- GIVEN TASK:
A verbatim copy of the records is required, with all pictures left out.

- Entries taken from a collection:
>> begin

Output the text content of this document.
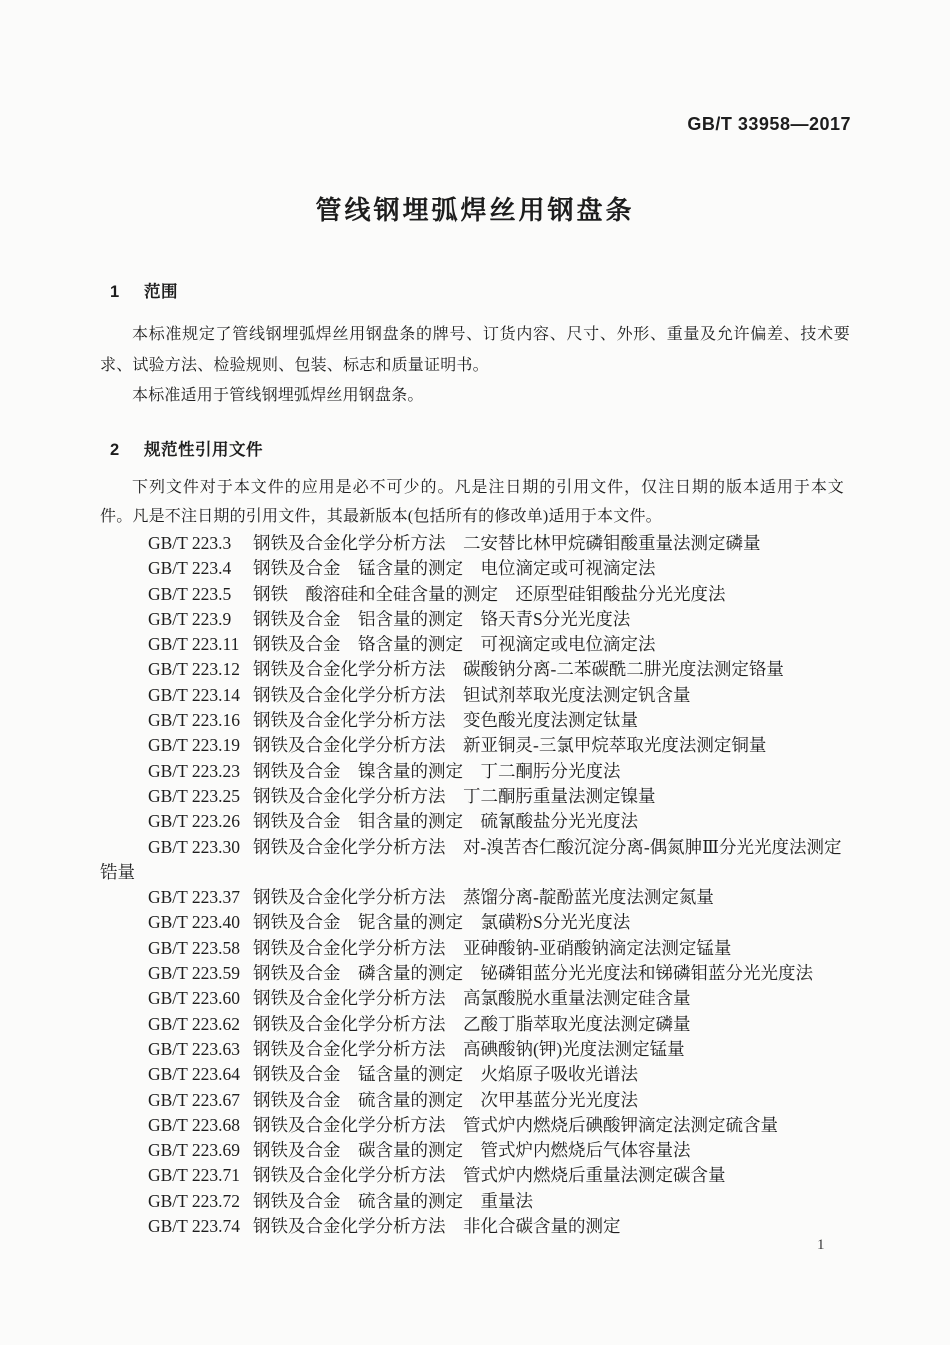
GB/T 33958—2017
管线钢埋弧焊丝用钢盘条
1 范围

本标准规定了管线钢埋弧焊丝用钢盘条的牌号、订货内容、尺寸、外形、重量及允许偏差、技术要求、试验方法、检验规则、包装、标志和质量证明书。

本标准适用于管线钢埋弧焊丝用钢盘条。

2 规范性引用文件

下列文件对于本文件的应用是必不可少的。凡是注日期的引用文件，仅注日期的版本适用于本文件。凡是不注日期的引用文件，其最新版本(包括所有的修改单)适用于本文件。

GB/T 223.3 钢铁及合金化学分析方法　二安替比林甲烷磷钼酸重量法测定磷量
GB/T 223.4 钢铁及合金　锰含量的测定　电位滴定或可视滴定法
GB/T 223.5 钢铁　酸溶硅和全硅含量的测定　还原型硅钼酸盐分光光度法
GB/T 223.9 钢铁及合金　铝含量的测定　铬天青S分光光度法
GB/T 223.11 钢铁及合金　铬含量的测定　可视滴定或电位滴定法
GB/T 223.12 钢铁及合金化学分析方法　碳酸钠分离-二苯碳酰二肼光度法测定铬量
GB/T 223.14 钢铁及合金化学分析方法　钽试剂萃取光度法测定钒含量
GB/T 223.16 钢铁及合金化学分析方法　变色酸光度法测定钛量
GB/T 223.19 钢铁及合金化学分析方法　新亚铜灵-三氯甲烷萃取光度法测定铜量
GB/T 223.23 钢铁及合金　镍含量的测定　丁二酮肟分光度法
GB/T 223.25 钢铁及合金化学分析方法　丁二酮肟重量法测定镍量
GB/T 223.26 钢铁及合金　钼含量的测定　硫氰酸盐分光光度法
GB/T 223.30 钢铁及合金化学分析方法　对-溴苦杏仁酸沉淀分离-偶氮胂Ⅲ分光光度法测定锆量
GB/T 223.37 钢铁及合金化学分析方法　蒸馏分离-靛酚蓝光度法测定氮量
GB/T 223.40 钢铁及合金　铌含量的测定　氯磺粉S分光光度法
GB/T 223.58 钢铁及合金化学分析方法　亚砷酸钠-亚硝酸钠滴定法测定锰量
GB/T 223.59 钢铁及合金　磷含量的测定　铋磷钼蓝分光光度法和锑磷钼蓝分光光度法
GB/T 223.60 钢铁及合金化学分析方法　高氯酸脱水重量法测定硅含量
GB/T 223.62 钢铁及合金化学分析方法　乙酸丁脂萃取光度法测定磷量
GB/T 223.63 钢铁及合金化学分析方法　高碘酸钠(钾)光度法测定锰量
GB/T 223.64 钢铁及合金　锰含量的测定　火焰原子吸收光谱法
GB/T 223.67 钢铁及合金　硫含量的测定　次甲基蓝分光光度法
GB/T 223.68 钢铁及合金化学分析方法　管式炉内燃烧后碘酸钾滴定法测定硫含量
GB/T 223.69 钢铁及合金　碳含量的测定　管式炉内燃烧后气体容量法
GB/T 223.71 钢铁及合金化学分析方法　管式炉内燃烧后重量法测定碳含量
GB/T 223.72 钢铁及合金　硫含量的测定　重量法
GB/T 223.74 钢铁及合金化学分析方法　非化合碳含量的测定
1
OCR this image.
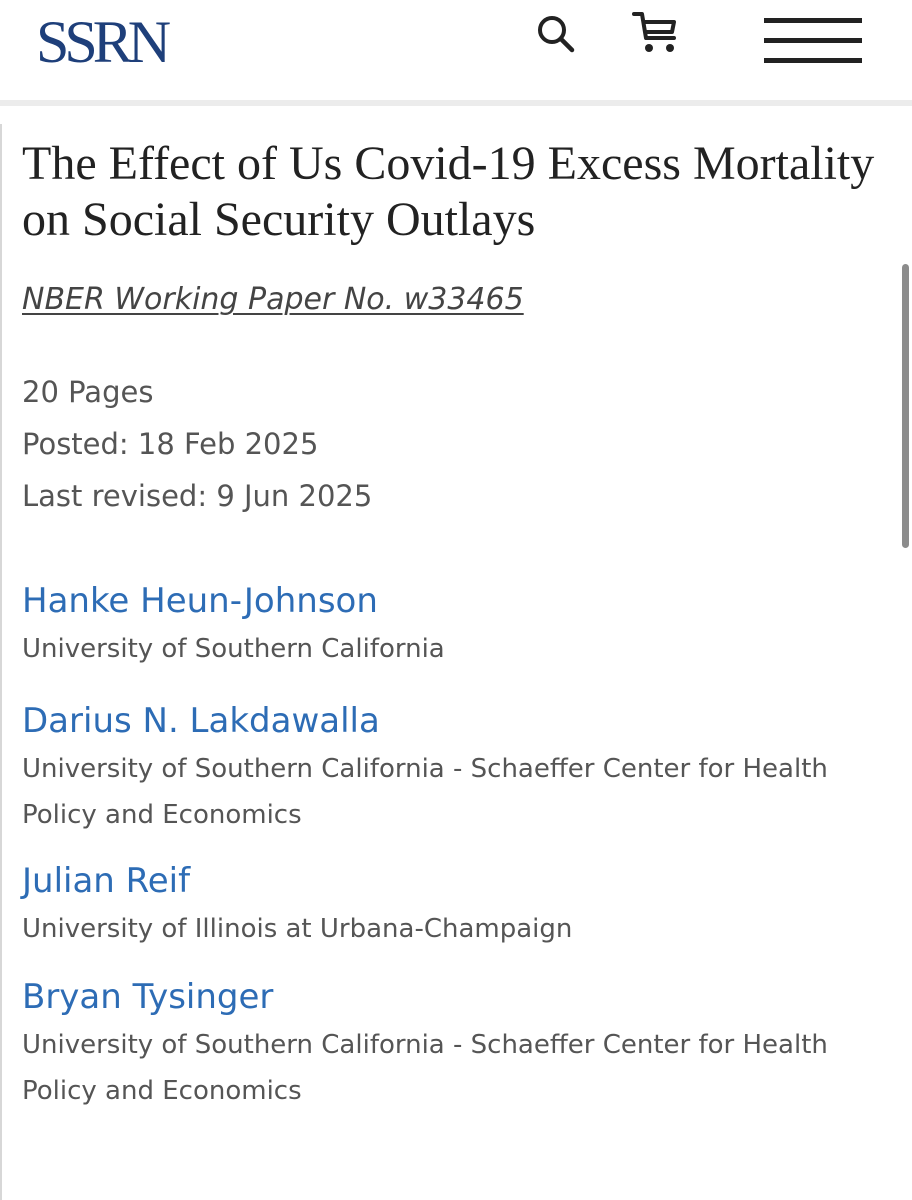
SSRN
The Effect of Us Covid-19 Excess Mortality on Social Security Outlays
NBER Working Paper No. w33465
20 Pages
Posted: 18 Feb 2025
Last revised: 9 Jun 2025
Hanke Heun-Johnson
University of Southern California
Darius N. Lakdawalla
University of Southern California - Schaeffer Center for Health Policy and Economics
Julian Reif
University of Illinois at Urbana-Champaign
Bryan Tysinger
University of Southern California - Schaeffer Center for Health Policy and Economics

>> end

- TASK RESPONSE:
Output the text content of this document.
GB/T 33958—2017
管线钢埋弧焊丝用钢盘条
1 范围

本标准规定了管线钢埋弧焊丝用钢盘条的牌号、订货内容、尺寸、外形、重量及允许偏差、技术要求、试验方法、检验规则、包装、标志和质量证明书。

本标准适用于管线钢埋弧焊丝用钢盘条。

2 规范性引用文件

下列文件对于本文件的应用是必不可少的。凡是注日期的引用文件，仅注日期的版本适用于本文件。凡是不注日期的引用文件，其最新版本(包括所有的修改单)适用于本文件。

GB/T 223.3 钢铁及合金化学分析方法　二安替比林甲烷磷钼酸重量法测定磷量
GB/T 223.4 钢铁及合金　锰含量的测定　电位滴定或可视滴定法
GB/T 223.5 钢铁　酸溶硅和全硅含量的测定　还原型硅钼酸盐分光光度法
GB/T 223.9 钢铁及合金　铝含量的测定　铬天青S分光光度法
GB/T 223.11 钢铁及合金　铬含量的测定　可视滴定或电位滴定法
GB/T 223.12 钢铁及合金化学分析方法　碳酸钠分离-二苯碳酰二肼光度法测定铬量
GB/T 223.14 钢铁及合金化学分析方法　钽试剂萃取光度法测定钒含量
GB/T 223.16 钢铁及合金化学分析方法　变色酸光度法测定钛量
GB/T 223.19 钢铁及合金化学分析方法　新亚铜灵-三氯甲烷萃取光度法测定铜量
GB/T 223.23 钢铁及合金　镍含量的测定　丁二酮肟分光度法
GB/T 223.25 钢铁及合金化学分析方法　丁二酮肟重量法测定镍量
GB/T 223.26 钢铁及合金　钼含量的测定　硫氰酸盐分光光度法
GB/T 223.30 钢铁及合金化学分析方法　对-溴苦杏仁酸沉淀分离-偶氮胂Ⅲ分光光度法测定锆量
GB/T 223.37 钢铁及合金化学分析方法　蒸馏分离-靛酚蓝光度法测定氮量
GB/T 223.40 钢铁及合金　铌含量的测定　氯磺粉S分光光度法
GB/T 223.58 钢铁及合金化学分析方法　亚砷酸钠-亚硝酸钠滴定法测定锰量
GB/T 223.59 钢铁及合金　磷含量的测定　铋磷钼蓝分光光度法和锑磷钼蓝分光光度法
GB/T 223.60 钢铁及合金化学分析方法　高氯酸脱水重量法测定硅含量
GB/T 223.62 钢铁及合金化学分析方法　乙酸丁脂萃取光度法测定磷量
GB/T 223.63 钢铁及合金化学分析方法　高碘酸钠(钾)光度法测定锰量
GB/T 223.64 钢铁及合金　锰含量的测定　火焰原子吸收光谱法
GB/T 223.67 钢铁及合金　硫含量的测定　次甲基蓝分光光度法
GB/T 223.68 钢铁及合金化学分析方法　管式炉内燃烧后碘酸钾滴定法测定硫含量
GB/T 223.69 钢铁及合金　碳含量的测定　管式炉内燃烧后气体容量法
GB/T 223.71 钢铁及合金化学分析方法　管式炉内燃烧后重量法测定碳含量
GB/T 223.72 钢铁及合金　硫含量的测定　重量法
GB/T 223.74 钢铁及合金化学分析方法　非化合碳含量的测定
1
OCR this image.
SSRN
The Effect of Us Covid-19 Excess Mortality on Social Security Outlays
NBER Working Paper No. w33465
20 Pages
Posted: 18 Feb 2025
Last revised: 9 Jun 2025
Hanke Heun-Johnson
University of Southern California
Darius N. Lakdawalla
University of Southern California - Schaeffer Center for Health Policy and Economics
Julian Reif
University of Illinois at Urbana-Champaign
Bryan Tysinger
University of Southern California - Schaeffer Center for Health Policy and Economics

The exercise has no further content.